TASK TO CARRY OUT:
Convert the records below into a JSON list of strings, one string per line, skipping blank lines and leaving out the pictures.
+--
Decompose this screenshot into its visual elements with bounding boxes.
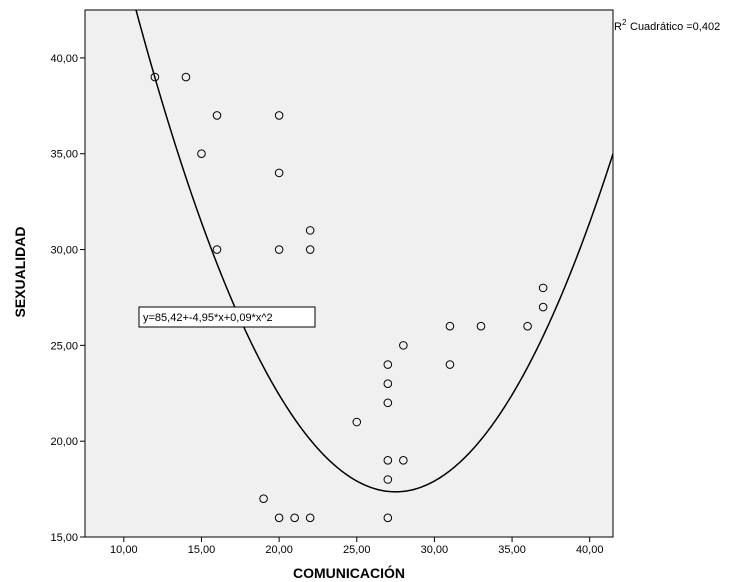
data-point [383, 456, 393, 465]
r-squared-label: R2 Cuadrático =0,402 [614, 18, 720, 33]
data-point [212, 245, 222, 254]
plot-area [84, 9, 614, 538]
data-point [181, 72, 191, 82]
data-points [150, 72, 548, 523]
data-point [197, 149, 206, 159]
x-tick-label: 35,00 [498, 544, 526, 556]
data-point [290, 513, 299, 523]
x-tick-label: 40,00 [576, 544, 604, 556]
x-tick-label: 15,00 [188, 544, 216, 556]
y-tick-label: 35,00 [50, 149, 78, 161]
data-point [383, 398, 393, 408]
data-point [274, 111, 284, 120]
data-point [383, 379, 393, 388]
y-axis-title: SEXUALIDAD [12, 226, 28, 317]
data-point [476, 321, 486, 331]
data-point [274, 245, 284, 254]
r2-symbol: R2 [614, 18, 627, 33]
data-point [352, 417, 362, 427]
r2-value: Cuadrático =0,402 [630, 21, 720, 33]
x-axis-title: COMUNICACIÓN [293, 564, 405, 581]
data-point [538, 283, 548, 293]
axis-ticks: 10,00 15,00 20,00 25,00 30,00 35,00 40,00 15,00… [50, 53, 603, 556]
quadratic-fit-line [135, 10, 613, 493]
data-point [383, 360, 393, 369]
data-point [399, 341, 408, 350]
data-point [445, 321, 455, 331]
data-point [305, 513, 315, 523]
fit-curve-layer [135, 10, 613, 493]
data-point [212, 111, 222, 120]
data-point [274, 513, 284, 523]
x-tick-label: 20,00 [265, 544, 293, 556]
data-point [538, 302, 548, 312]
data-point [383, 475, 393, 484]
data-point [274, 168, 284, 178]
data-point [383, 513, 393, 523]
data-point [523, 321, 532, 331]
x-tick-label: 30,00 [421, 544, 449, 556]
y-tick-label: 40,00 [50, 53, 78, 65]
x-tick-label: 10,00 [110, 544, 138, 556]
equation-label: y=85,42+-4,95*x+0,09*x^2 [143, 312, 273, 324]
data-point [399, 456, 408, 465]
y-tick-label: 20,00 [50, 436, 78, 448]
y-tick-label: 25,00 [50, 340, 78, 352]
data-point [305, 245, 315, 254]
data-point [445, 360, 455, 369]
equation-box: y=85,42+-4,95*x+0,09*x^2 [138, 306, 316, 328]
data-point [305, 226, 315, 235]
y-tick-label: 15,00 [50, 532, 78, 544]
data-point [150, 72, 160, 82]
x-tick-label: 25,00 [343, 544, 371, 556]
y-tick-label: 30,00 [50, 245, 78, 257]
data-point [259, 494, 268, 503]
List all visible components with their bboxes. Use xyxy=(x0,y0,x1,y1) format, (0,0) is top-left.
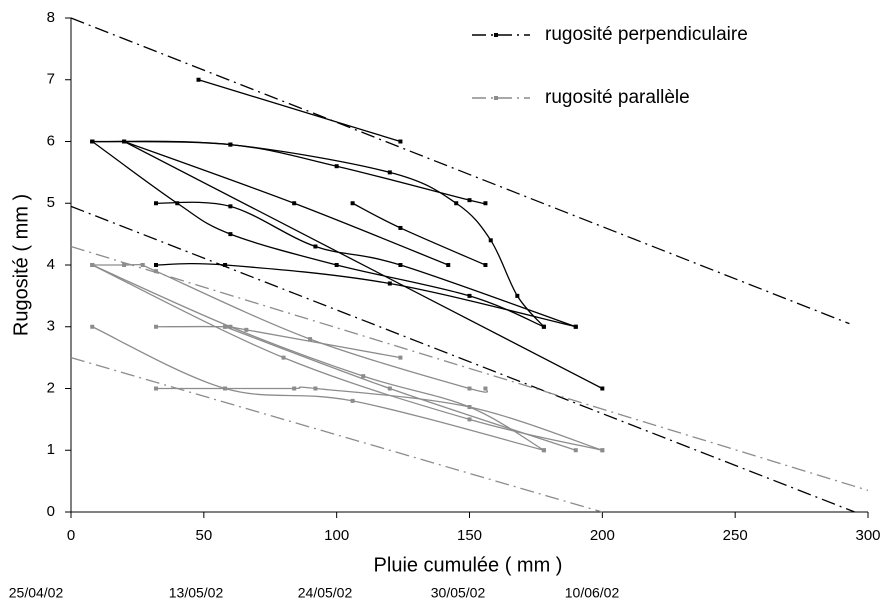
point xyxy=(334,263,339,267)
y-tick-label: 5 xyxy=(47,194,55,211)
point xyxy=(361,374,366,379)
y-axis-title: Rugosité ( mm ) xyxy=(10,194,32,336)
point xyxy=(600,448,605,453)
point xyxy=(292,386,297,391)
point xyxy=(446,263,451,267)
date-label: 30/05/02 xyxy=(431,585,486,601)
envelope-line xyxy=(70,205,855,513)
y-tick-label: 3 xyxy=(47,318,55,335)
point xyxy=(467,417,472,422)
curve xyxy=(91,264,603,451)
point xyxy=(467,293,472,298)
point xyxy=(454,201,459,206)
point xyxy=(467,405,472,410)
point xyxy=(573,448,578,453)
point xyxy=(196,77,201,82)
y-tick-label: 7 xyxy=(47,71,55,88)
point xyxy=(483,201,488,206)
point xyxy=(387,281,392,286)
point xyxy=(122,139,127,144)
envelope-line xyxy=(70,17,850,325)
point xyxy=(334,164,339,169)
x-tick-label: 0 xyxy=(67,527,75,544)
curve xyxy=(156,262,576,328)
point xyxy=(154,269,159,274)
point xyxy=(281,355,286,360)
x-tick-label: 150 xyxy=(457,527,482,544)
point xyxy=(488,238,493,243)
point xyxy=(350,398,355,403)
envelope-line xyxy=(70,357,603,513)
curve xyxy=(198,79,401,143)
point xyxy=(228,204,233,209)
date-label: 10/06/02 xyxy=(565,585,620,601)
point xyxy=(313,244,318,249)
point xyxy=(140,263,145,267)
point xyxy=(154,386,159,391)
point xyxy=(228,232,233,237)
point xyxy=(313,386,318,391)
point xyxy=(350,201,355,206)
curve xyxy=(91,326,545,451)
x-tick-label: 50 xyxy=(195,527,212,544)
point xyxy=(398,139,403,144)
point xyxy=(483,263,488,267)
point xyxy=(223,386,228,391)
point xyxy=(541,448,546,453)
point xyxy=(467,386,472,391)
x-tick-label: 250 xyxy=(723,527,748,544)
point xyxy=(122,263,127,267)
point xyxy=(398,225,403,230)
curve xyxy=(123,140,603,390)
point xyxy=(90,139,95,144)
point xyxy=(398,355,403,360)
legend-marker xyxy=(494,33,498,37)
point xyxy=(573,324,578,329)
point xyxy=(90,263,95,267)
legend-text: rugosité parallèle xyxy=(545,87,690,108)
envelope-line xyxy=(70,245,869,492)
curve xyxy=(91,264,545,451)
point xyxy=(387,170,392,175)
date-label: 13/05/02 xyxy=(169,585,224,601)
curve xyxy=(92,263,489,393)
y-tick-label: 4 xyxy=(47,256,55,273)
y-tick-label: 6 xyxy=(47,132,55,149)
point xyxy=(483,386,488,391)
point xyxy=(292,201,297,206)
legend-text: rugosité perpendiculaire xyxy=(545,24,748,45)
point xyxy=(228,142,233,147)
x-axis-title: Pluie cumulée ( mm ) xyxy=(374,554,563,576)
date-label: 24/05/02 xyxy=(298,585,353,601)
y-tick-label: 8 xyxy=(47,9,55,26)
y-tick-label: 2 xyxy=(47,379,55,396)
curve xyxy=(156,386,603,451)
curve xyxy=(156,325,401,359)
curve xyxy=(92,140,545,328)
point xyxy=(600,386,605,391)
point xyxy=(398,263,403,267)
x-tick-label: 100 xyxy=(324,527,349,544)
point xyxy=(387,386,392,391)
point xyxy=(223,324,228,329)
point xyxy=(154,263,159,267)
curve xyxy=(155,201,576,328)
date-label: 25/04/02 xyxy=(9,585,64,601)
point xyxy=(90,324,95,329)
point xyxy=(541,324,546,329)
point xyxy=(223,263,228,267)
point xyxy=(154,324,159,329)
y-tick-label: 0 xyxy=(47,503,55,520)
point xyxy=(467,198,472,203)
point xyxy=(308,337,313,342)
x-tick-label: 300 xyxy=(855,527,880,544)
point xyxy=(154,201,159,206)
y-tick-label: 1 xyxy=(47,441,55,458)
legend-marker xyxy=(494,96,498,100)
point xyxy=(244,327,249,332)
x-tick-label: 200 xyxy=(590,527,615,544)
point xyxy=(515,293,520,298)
+--
REPLY:
[
  "Decompose this screenshot into its visual elements with bounding boxes.",
  "data-point [383, 456, 393, 465]",
  "r-squared-label: R2 Cuadrático =0,402 [614, 18, 720, 33]",
  "data-point [212, 245, 222, 254]",
  "plot-area [84, 9, 614, 538]",
  "data-point [181, 72, 191, 82]",
  "data-points [150, 72, 548, 523]",
  "data-point [197, 149, 206, 159]",
  "x-tick-label: 35,00 [498, 544, 526, 556]",
  "data-point [290, 513, 299, 523]",
  "x-tick-label: 40,00 [576, 544, 604, 556]",
  "x-tick-label: 15,00 [188, 544, 216, 556]",
  "y-tick-label: 35,00 [50, 149, 78, 161]",
  "data-point [383, 398, 393, 408]",
  "data-point [274, 111, 284, 120]",
  "data-point [383, 379, 393, 388]",
  "y-axis-title: SEXUALIDAD [12, 226, 28, 317]",
  "data-point [476, 321, 486, 331]",
  "data-point [274, 245, 284, 254]",
  "r2-symbol: R2 [614, 18, 627, 33]",
  "data-point [352, 417, 362, 427]",
  "r2-value: Cuadrático =0,402 [630, 21, 720, 33]",
  "x-axis-title: COMUNICACIÓN [293, 564, 405, 581]",
  "data-point [538, 283, 548, 293]",
  "axis-ticks: 10,00 15,00 20,00 25,00 30,00 35,00 40,00 15,00… [50, 53, 603, 556]",
  "quadratic-fit-line [135, 10, 613, 493]",
  "data-point [383, 360, 393, 369]",
  "data-point [399, 341, 408, 350]",
  "data-point [445, 321, 455, 331]",
  "data-point [305, 513, 315, 523]",
  "fit-curve-layer [135, 10, 613, 493]",
  "data-point [212, 111, 222, 120]",
  "data-point [274, 513, 284, 523]",
  "x-tick-label: 20,00 [265, 544, 293, 556]",
  "data-point [538, 302, 548, 312]",
  "data-point [383, 475, 393, 484]",
  "data-point [274, 168, 284, 178]",
  "data-point [383, 513, 393, 523]",
  "data-point [523, 321, 532, 331]",
  "x-tick-label: 30,00 [421, 544, 449, 556]",
  "y-tick-label: 40,00 [50, 53, 78, 65]",
  "x-tick-label: 10,00 [110, 544, 138, 556]",
  "equation-label: y=85,42+-4,95*x+0,09*x^2 [143, 312, 273, 324]",
  "data-point [399, 456, 408, 465]",
  "y-tick-label: 20,00 [50, 436, 78, 448]",
  "y-tick-label: 25,00 [50, 340, 78, 352]",
  "data-point [305, 245, 315, 254]",
  "data-point [445, 360, 455, 369]",
  "equation-box: y=85,42+-4,95*x+0,09*x^2 [138, 306, 316, 328]",
  "data-point [305, 226, 315, 235]",
  "y-tick-label: 15,00 [50, 532, 78, 544]",
  "data-point [150, 72, 160, 82]",
  "x-tick-label: 25,00 [343, 544, 371, 556]",
  "y-tick-label: 30,00 [50, 245, 78, 257]",
  "data-point [259, 494, 268, 503]",
  "List all visible components with their bboxes. Use xyxy=(x0,y0,x1,y1) format, (0,0) is top-left.",
  "point xyxy=(334,263,339,267)",
  "y-tick-label: 5 xyxy=(47,194,55,211)",
  "point xyxy=(361,374,366,379)",
  "y-axis-title: Rugosité ( mm ) xyxy=(10,194,32,336)",
  "point xyxy=(600,448,605,453)",
  "point xyxy=(292,386,297,391)",
  "point xyxy=(446,263,451,267)",
  "date-label: 30/05/02 xyxy=(431,585,486,601)",
  "envelope-line xyxy=(70,205,855,513)",
  "y-tick-label: 3 xyxy=(47,318,55,335)",
  "point xyxy=(467,417,472,422)",
  "curve xyxy=(91,264,603,451)",
  "point xyxy=(467,293,472,298)",
  "point xyxy=(454,201,459,206)",
  "point xyxy=(467,405,472,410)",
  "point xyxy=(573,448,578,453)",
  "point xyxy=(196,77,201,82)",
  "y-tick-label: 7 xyxy=(47,71,55,88)",
  "point xyxy=(483,201,488,206)",
  "point xyxy=(387,281,392,286)",
  "point xyxy=(122,139,127,144)",
  "envelope-line xyxy=(70,17,850,325)",
  "point xyxy=(334,164,339,169)",
  "x-tick-label: 0 xyxy=(67,527,75,544)",
  "curve xyxy=(156,262,576,328)",
  "point xyxy=(154,269,159,274)",
  "point xyxy=(281,355,286,360)",
  "x-tick-label: 150 xyxy=(457,527,482,544)",
  "point xyxy=(488,238,493,243)",
  "point xyxy=(350,398,355,403)",
  "envelope-line xyxy=(70,357,603,513)",
  "curve xyxy=(198,79,401,143)",
  "point xyxy=(228,204,233,209)",
  "date-label: 10/06/02 xyxy=(565,585,620,601)",
  "point xyxy=(313,244,318,249)",
  "point xyxy=(140,263,145,267)",
  "point xyxy=(154,386,159,391)",
  "point xyxy=(228,232,233,237)",
  "point xyxy=(313,386,318,391)",
  "point xyxy=(350,201,355,206)",
  "curve xyxy=(91,326,545,451)",
  "x-tick-label: 50 xyxy=(195,527,212,544)",
  "point xyxy=(398,139,403,144)",
  "point xyxy=(483,263,488,267)",
  "point xyxy=(223,386,228,391)",
  "point xyxy=(541,448,546,453)",
  "point xyxy=(467,386,472,391)",
  "x-tick-label: 250 xyxy=(723,527,748,544)",
  "point xyxy=(122,263,127,267)",
  "point xyxy=(398,225,403,230)",
  "curve xyxy=(123,140,603,390)",
  "point xyxy=(90,139,95,144)",
  "point xyxy=(398,355,403,360)",
  "legend-marker xyxy=(494,33,498,37)",
  "point xyxy=(573,324,578,329)",
  "point xyxy=(90,263,95,267)",
  "legend-text: rugosité parallèle xyxy=(545,87,690,108)",
  "envelope-line xyxy=(70,245,869,492)",
  "curve xyxy=(91,264,545,451)",
  "point xyxy=(387,170,392,175)",
  "date-label: 13/05/02 xyxy=(169,585,224,601)",
  "curve xyxy=(92,263,489,393)",
  "y-tick-label: 4 xyxy=(47,256,55,273)",
  "y-tick-label: 6 xyxy=(47,132,55,149)",
  "point xyxy=(483,386,488,391)",
  "point xyxy=(292,201,297,206)",
  "legend-text: rugosité perpendiculaire xyxy=(545,24,748,45)",
  "point xyxy=(228,142,233,147)",
  "x-axis-title: Pluie cumulée ( mm ) xyxy=(374,554,563,576)",
  "date-label: 24/05/02 xyxy=(298,585,353,601)",
  "y-tick-label: 8 xyxy=(47,9,55,26)",
  "y-tick-label: 2 xyxy=(47,379,55,396)",
  "curve xyxy=(156,386,603,451)",
  "curve xyxy=(156,325,401,359)",
  "curve xyxy=(92,140,545,328)",
  "point xyxy=(600,386,605,391)",
  "point xyxy=(398,263,403,267)",
  "x-tick-label: 100 xyxy=(324,527,349,544)",
  "point xyxy=(387,386,392,391)",
  "point xyxy=(223,324,228,329)",
  "point xyxy=(154,263,159,267)",
  "curve xyxy=(155,201,576,328)",
  "date-label: 25/04/02 xyxy=(9,585,64,601)",
  "point xyxy=(90,324,95,329)",
  "point xyxy=(541,324,546,329)",
  "point xyxy=(223,263,228,267)",
  "point xyxy=(154,324,159,329)",
  "y-tick-label: 0 xyxy=(47,503,55,520)",
  "point xyxy=(467,198,472,203)",
  "point xyxy=(308,337,313,342)",
  "x-tick-label: 300 xyxy=(855,527,880,544)",
  "point xyxy=(154,201,159,206)",
  "y-tick-label: 1 xyxy=(47,441,55,458)",
  "legend-marker xyxy=(494,96,498,100)",
  "point xyxy=(244,327,249,332)",
  "x-tick-label: 200 xyxy=(590,527,615,544)",
  "point xyxy=(515,293,520,298)"
]